## START Exercise data

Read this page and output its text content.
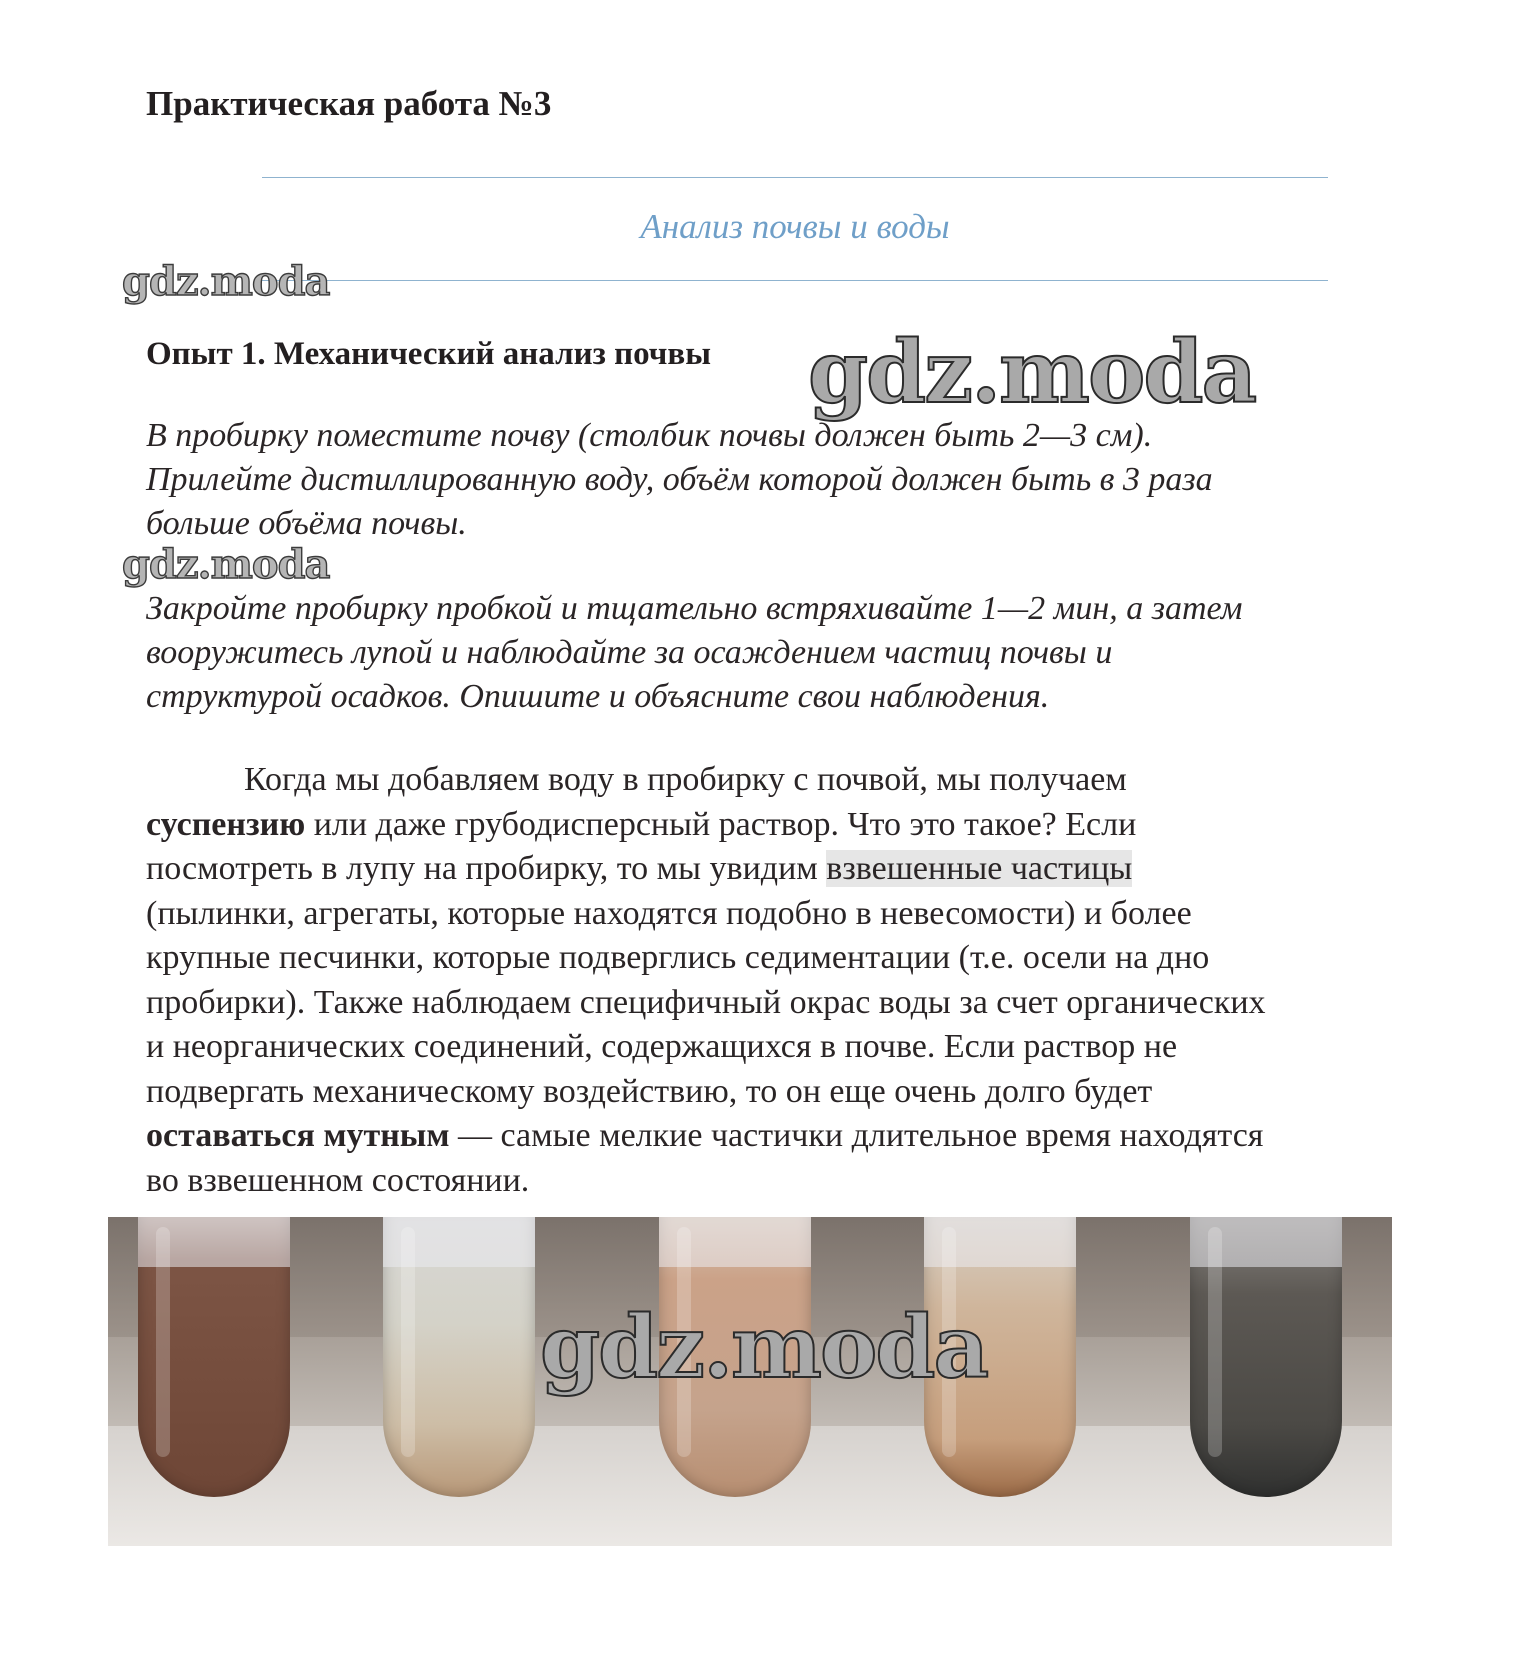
Практическая работа №3

Анализ почвы и воды

gdz.moda
Опыт 1. Механический анализ почвы gdz.moda

В пробирку поместите почву (столбик почвы должен быть 2—3 см).
Прилейте дистиллированную воду, объём которой должен быть в 3 раза
больше объёма почвы.

gdz.moda

Закройте пробирку пробкой и тщательно встряхивайте 1—2 мин, а затем
вооружитесь лупой и наблюдайте за осаждением частиц почвы и
структурой осадков. Опишите и объясните свои наблюдения.

Когда мы добавляем воду в пробирку с почвой, мы получаем
суспензию или даже грубодисперсный раствор. Что это такое? Если
посмотреть в лупу на пробирку, то мы увидим взвешенные частицы
(пылинки, агрегаты, которые находятся подобно в невесомости) и более
крупные песчинки, которые подверглись седиментации (т.е. осели на дно
пробирки). Также наблюдаем специфичный окрас воды за счет органических
и неорганических соединений, содержащихся в почве. Если раствор не
подвергать механическому воздействию, то он еще очень долго будет
оставаться мутным — самые мелкие частички длительное время находятся
во взвешенном состоянии.

gdz.moda
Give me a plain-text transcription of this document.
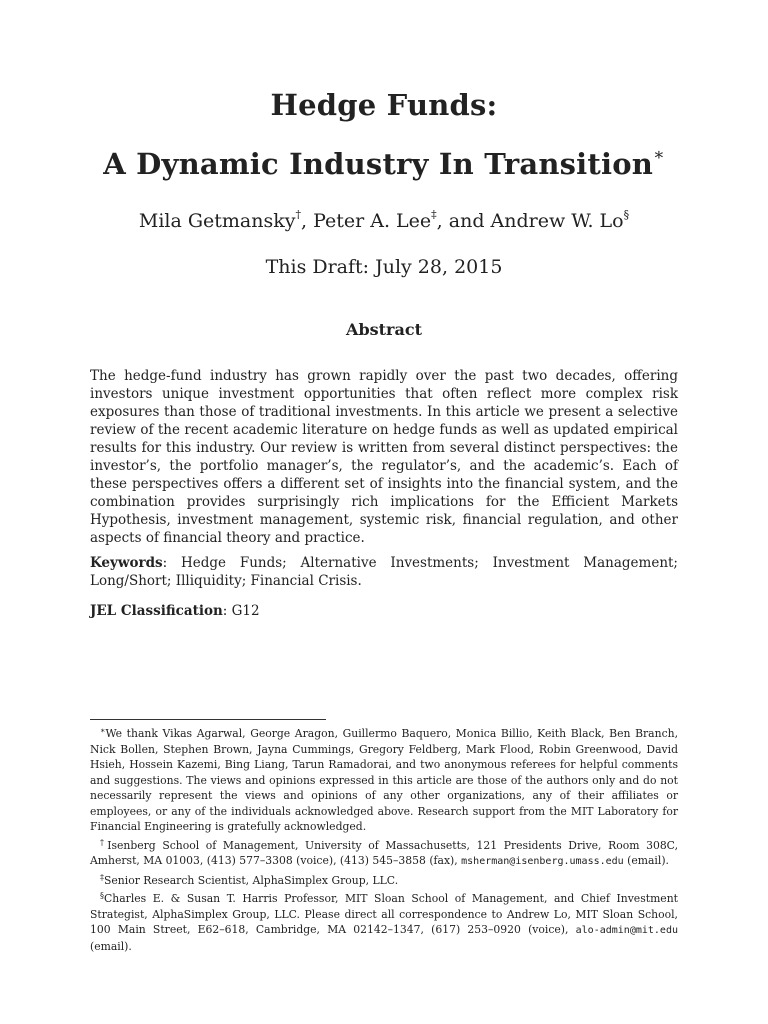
Hedge Funds:
A Dynamic Industry In Transition∗
Mila Getmansky†, Peter A. Lee‡, and Andrew W. Lo§
This Draft: July 28, 2015
Abstract
The hedge-fund industry has grown rapidly over the past two decades, offering investors unique investment opportunities that often reflect more complex risk exposures than those of traditional investments. In this article we present a selective review of the recent academic literature on hedge funds as well as updated empirical results for this industry. Our review is written from several distinct perspectives: the investor’s, the portfolio manager’s, the regulator’s, and the academic’s. Each of these perspectives offers a different set of insights into the financial system, and the combination provides surprisingly rich implications for the Efficient Markets Hypothesis, investment management, systemic risk, financial regulation, and other aspects of financial theory and practice.
Keywords: Hedge Funds; Alternative Investments; Investment Management; Long/Short; Illiquidity; Financial Crisis.
JEL Classification: G12

∗We thank Vikas Agarwal, George Aragon, Guillermo Baquero, Monica Billio, Keith Black, Ben Branch, Nick Bollen, Stephen Brown, Jayna Cummings, Gregory Feldberg, Mark Flood, Robin Greenwood, David Hsieh, Hossein Kazemi, Bing Liang, Tarun Ramadorai, and two anonymous referees for helpful comments and suggestions. The views and opinions expressed in this article are those of the authors only and do not necessarily represent the views and opinions of any other organizations, any of their affiliates or employees, or any of the individuals acknowledged above. Research support from the MIT Laboratory for Financial Engineering is gratefully acknowledged.

†Isenberg School of Management, University of Massachusetts, 121 Presidents Drive, Room 308C, Amherst, MA 01003, (413) 577–3308 (voice), (413) 545–3858 (fax), msherman@isenberg.umass.edu (email).

‡Senior Research Scientist, AlphaSimplex Group, LLC.

§Charles E. & Susan T. Harris Professor, MIT Sloan School of Management, and Chief Investment Strategist, AlphaSimplex Group, LLC. Please direct all correspondence to Andrew Lo, MIT Sloan School, 100 Main Street, E62–618, Cambridge, MA 02142–1347, (617) 253–0920 (voice), alo-admin@mit.edu (email).
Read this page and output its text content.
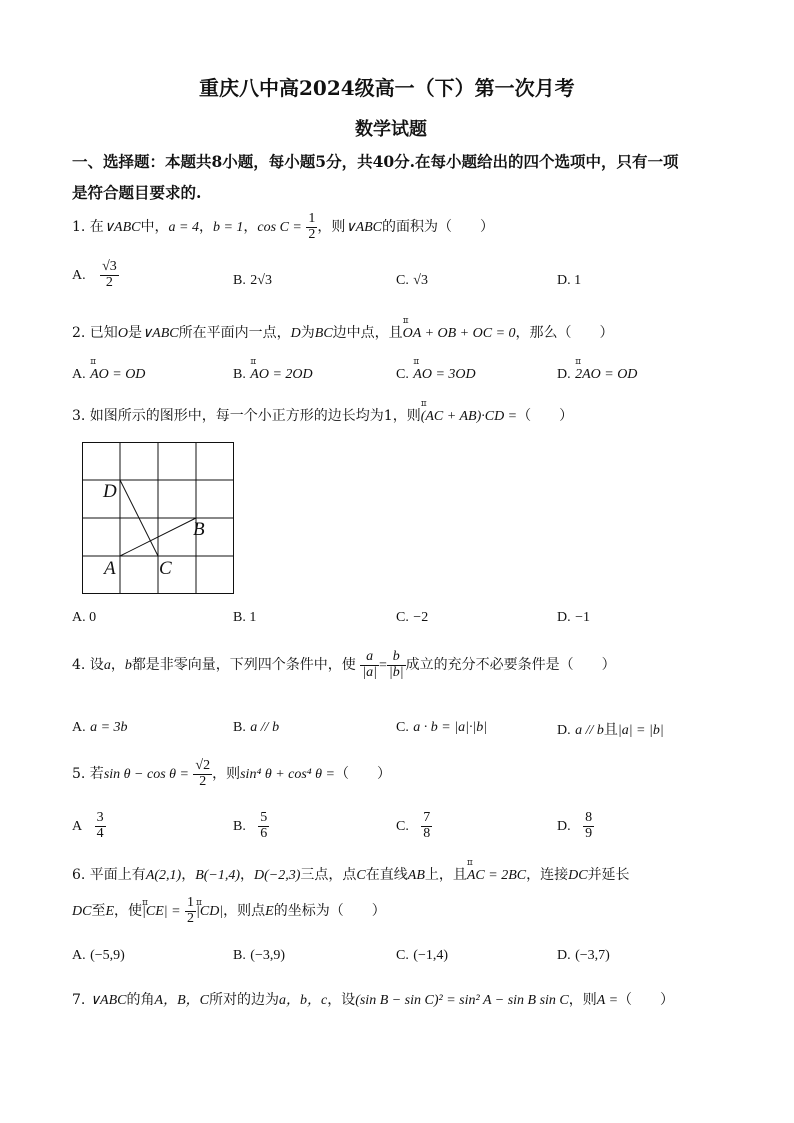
重庆八中高2024级高一（下）第一次月考
数学试题
一、选择题：本题共8小题，每小题5分，共40分.在每小题给出的四个选项中，只有一项
是符合题目要求的.
1. 在∨ABC中，a = 4，b = 1，$\cos C = \frac{1}{2}$ ，则∨ABC的面积为（　　）
A. $\frac{√3}{2}$	B. 2√3	C. √3	D. 1
2. 已知O是∨ABC所在平面内一点，D为BC边中点，且ⵊⵊ OA + OB + OC = 0，那么（　　）
A. ⵊⵊ AO = OD	B. ⵊⵊ AO = 2OD	C. ⵊⵊ AO = 3OD	D. ⵊⵊ 2AO = OD
3. 如图所示的图形中，每一个小正方形的边长均为1，则ⵊⵊ (AC + AB)·CD =（　　）
D
B
A C
A. 0	B. 1	C. −2	D. −1
4. 设a，b都是非零向量，下列四个条件中，使 $\frac{a}{|a|} = \frac{b}{|b|}$ 成立的充分不必要条件是（　　）
A. a = 3b	B. a // b	C. a · b = |a|·|b|	D. a // b且|a| = |b|
5. 若$\sin \theta - \cos \theta = \frac{√2}{2}$ ，则sin⁴ θ + cos⁴ θ =（　　）
A $\frac{3}{4}$	B. $\frac{5}{6}$	C. $\frac{7}{8}$	D. $\frac{8}{9}$
6. 平面上有A(2,1)，B(−1,4)，D(−2,3)三点，点C在直线AB上，且ⵊⵊ AC = 2BC，连接DC并延长
DC至E，使ⵊⵊ $|CE| = \frac{1}{2}$ ⵊⵊ |CD|，则点E的坐标为（　　）
A. (−5,9)	B. (−3,9)	C. (−1,4)	D. (−3,7)
7. ∨ABC的角A，B，C所对的边为a，b，c，设(sin B − sin C)² = sin² A − sin B sin C，则A =（　　）
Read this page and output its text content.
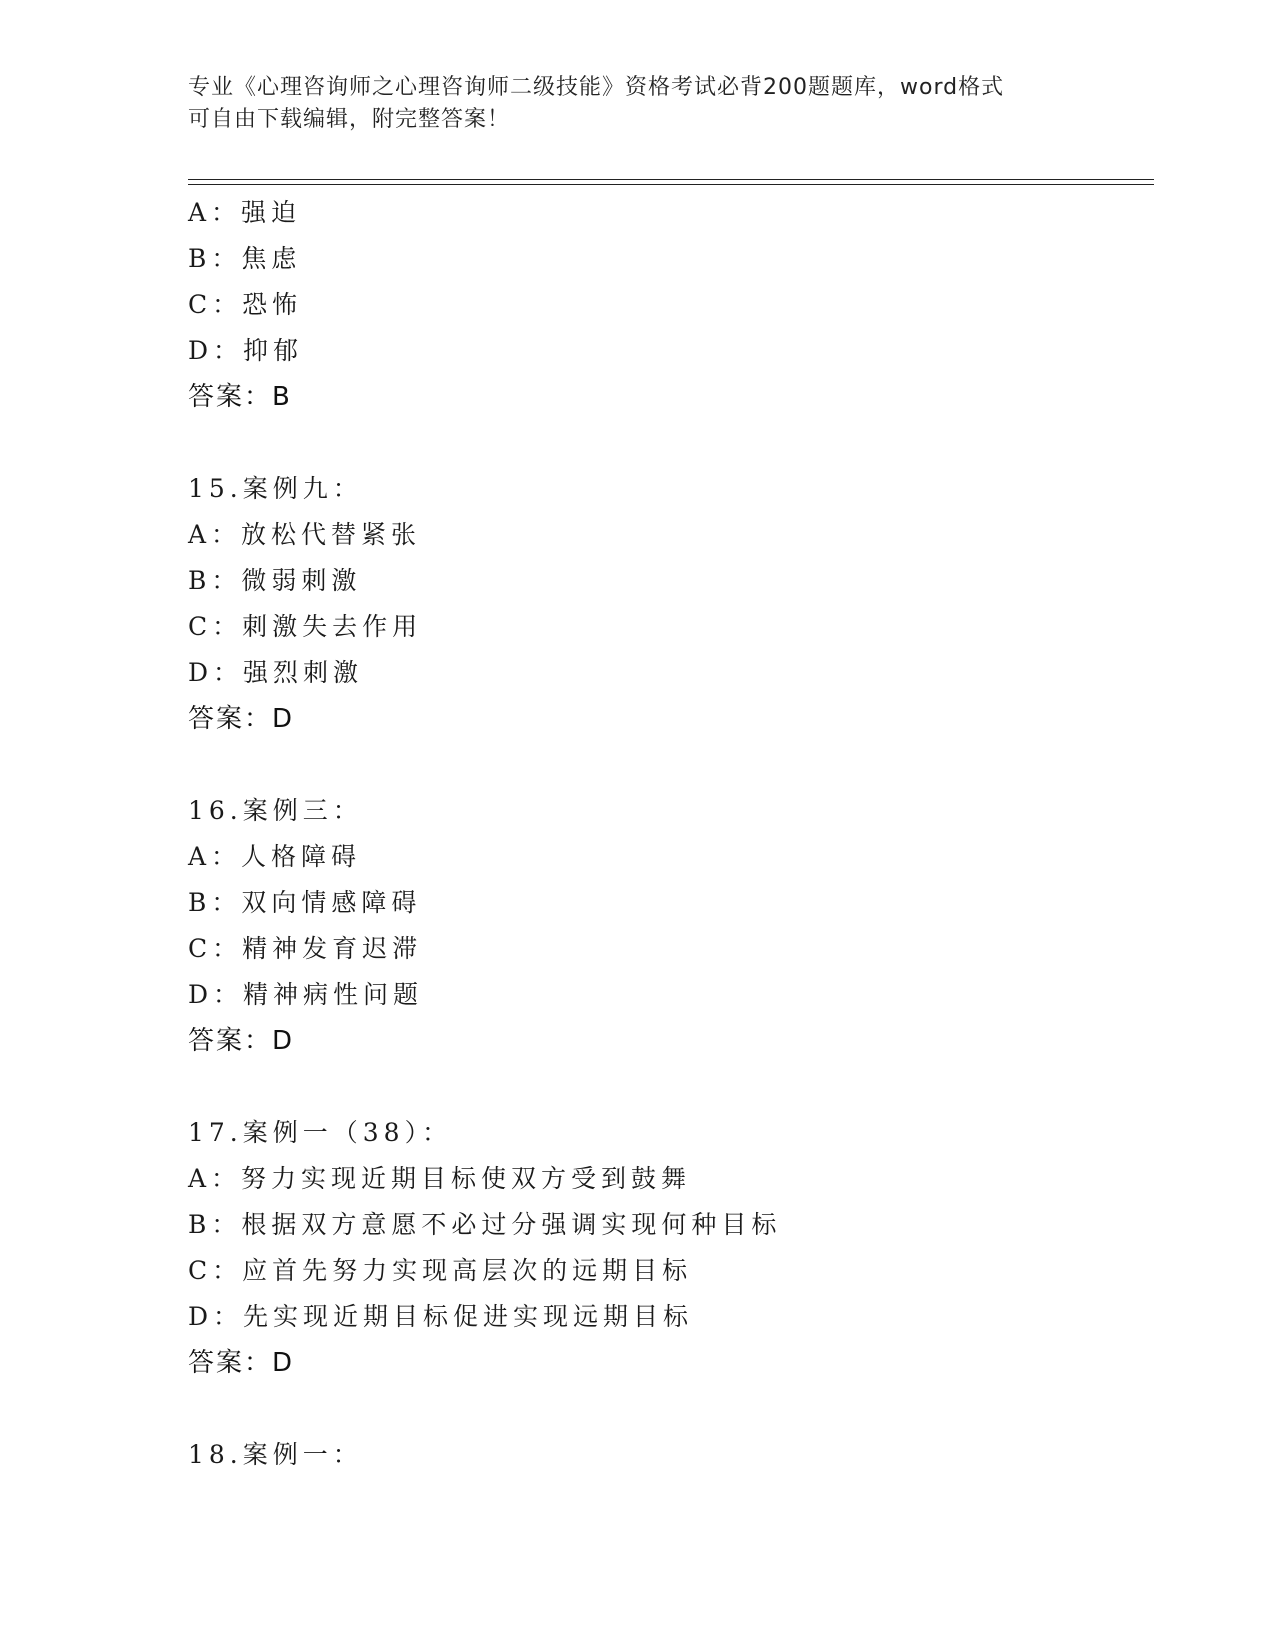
专业《心理咨询师之心理咨询师二级技能》资格考试必背200题题库，word格式
可自由下载编辑，附完整答案！
A：强迫
B：焦虑
C：恐怖
D：抑郁
答案：B
15.案例九：
A：放松代替紧张
B：微弱刺激
C：刺激失去作用
D：强烈刺激
答案：D
16.案例三：
A：人格障碍
B：双向情感障碍
C：精神发育迟滞
D：精神病性问题
答案：D
17.案例一（38）：
A：努力实现近期目标使双方受到鼓舞
B：根据双方意愿不必过分强调实现何种目标
C：应首先努力实现高层次的远期目标
D：先实现近期目标促进实现远期目标
答案：D
18.案例一：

## END Exercise data

Set down the complete material exactly, but do not include the images.

Read this page and output its text content.
Практическая работа №3

Анализ почвы и воды

gdz.moda
Опыт 1. Механический анализ почвы gdz.moda

В пробирку поместите почву (столбик почвы должен быть 2—3 см).
Прилейте дистиллированную воду, объём которой должен быть в 3 раза
больше объёма почвы.

gdz.moda

Закройте пробирку пробкой и тщательно встряхивайте 1—2 мин, а затем
вооружитесь лупой и наблюдайте за осаждением частиц почвы и
структурой осадков. Опишите и объясните свои наблюдения.

Когда мы добавляем воду в пробирку с почвой, мы получаем
суспензию или даже грубодисперсный раствор. Что это такое? Если
посмотреть в лупу на пробирку, то мы увидим взвешенные частицы
(пылинки, агрегаты, которые находятся подобно в невесомости) и более
крупные песчинки, которые подверглись седиментации (т.е. осели на дно
пробирки). Также наблюдаем специфичный окрас воды за счет органических
и неорганических соединений, содержащихся в почве. Если раствор не
подвергать механическому воздействию, то он еще очень долго будет
оставаться мутным — самые мелкие частички длительное время находятся
во взвешенном состоянии.

gdz.moda
Give me a plain-text transcription of this document.
Hedge Funds:
A Dynamic Industry In Transition∗
Mila Getmansky†, Peter A. Lee‡, and Andrew W. Lo§
This Draft: July 28, 2015
Abstract
The hedge-fund industry has grown rapidly over the past two decades, offering investors unique investment opportunities that often reflect more complex risk exposures than those of traditional investments. In this article we present a selective review of the recent academic literature on hedge funds as well as updated empirical results for this industry. Our review is written from several distinct perspectives: the investor’s, the portfolio manager’s, the regulator’s, and the academic’s. Each of these perspectives offers a different set of insights into the financial system, and the combination provides surprisingly rich implications for the Efficient Markets Hypothesis, investment management, systemic risk, financial regulation, and other aspects of financial theory and practice.
Keywords: Hedge Funds; Alternative Investments; Investment Management; Long/Short; Illiquidity; Financial Crisis.
JEL Classification: G12

∗We thank Vikas Agarwal, George Aragon, Guillermo Baquero, Monica Billio, Keith Black, Ben Branch, Nick Bollen, Stephen Brown, Jayna Cummings, Gregory Feldberg, Mark Flood, Robin Greenwood, David Hsieh, Hossein Kazemi, Bing Liang, Tarun Ramadorai, and two anonymous referees for helpful comments and suggestions. The views and opinions expressed in this article are those of the authors only and do not necessarily represent the views and opinions of any other organizations, any of their affiliates or employees, or any of the individuals acknowledged above. Research support from the MIT Laboratory for Financial Engineering is gratefully acknowledged.

†Isenberg School of Management, University of Massachusetts, 121 Presidents Drive, Room 308C, Amherst, MA 01003, (413) 577–3308 (voice), (413) 545–3858 (fax), msherman@isenberg.umass.edu (email).

‡Senior Research Scientist, AlphaSimplex Group, LLC.

§Charles E. & Susan T. Harris Professor, MIT Sloan School of Management, and Chief Investment Strategist, AlphaSimplex Group, LLC. Please direct all correspondence to Andrew Lo, MIT Sloan School, 100 Main Street, E62–618, Cambridge, MA 02142–1347, (617) 253–0920 (voice), alo-admin@mit.edu (email).
Read this page and output its text content.
重庆八中高2024级高一（下）第一次月考
数学试题
一、选择题：本题共8小题，每小题5分，共40分.在每小题给出的四个选项中，只有一项
是符合题目要求的.
1. 在∨ABC中，a = 4，b = 1，$\cos C = \frac{1}{2}$ ，则∨ABC的面积为（　　）
A. $\frac{√3}{2}$	B. 2√3	C. √3	D. 1
2. 已知O是∨ABC所在平面内一点，D为BC边中点，且ⵊⵊ OA + OB + OC = 0，那么（　　）
A. ⵊⵊ AO = OD	B. ⵊⵊ AO = 2OD	C. ⵊⵊ AO = 3OD	D. ⵊⵊ 2AO = OD
3. 如图所示的图形中，每一个小正方形的边长均为1，则ⵊⵊ (AC + AB)·CD =（　　）
D
B
A C
A. 0	B. 1	C. −2	D. −1
4. 设a，b都是非零向量，下列四个条件中，使 $\frac{a}{|a|} = \frac{b}{|b|}$ 成立的充分不必要条件是（　　）
A. a = 3b	B. a // b	C. a · b = |a|·|b|	D. a // b且|a| = |b|
5. 若$\sin \theta - \cos \theta = \frac{√2}{2}$ ，则sin⁴ θ + cos⁴ θ =（　　）
A $\frac{3}{4}$	B. $\frac{5}{6}$	C. $\frac{7}{8}$	D. $\frac{8}{9}$
6. 平面上有A(2,1)，B(−1,4)，D(−2,3)三点，点C在直线AB上，且ⵊⵊ AC = 2BC，连接DC并延长
DC至E，使ⵊⵊ $|CE| = \frac{1}{2}$ ⵊⵊ |CD|，则点E的坐标为（　　）
A. (−5,9)	B. (−3,9)	C. (−1,4)	D. (−3,7)
7. ∨ABC的角A，B，C所对的边为a，b，c，设(sin B − sin C)² = sin² A − sin B sin C，则A =（　　）
Read this page and output its text content.
专业《心理咨询师之心理咨询师二级技能》资格考试必背200题题库，word格式
可自由下载编辑，附完整答案！
A：强迫
B：焦虑
C：恐怖
D：抑郁
答案：B
15.案例九：
A：放松代替紧张
B：微弱刺激
C：刺激失去作用
D：强烈刺激
答案：D
16.案例三：
A：人格障碍
B：双向情感障碍
C：精神发育迟滞
D：精神病性问题
答案：D
17.案例一（38）：
A：努力实现近期目标使双方受到鼓舞
B：根据双方意愿不必过分强调实现何种目标
C：应首先努力实现高层次的远期目标
D：先实现近期目标促进实现远期目标
答案：D
18.案例一：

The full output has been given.